Entries with figure data:
-=-=-

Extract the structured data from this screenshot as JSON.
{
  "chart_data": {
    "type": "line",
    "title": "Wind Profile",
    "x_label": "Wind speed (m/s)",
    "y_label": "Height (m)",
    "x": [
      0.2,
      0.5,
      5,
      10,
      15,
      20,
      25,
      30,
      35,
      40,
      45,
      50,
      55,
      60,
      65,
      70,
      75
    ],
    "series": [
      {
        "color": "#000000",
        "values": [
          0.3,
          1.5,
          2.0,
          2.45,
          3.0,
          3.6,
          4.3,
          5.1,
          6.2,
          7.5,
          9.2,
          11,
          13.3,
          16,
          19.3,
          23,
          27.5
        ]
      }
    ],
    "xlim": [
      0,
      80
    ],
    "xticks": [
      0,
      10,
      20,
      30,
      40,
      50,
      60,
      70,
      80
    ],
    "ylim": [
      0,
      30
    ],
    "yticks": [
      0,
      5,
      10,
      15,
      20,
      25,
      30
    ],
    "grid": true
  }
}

-=-=-

__EXERCISE TASK__.
Tell how many lines in the material above include the word "Wind", giving the number only.

__WRITTEN REPLY__.
2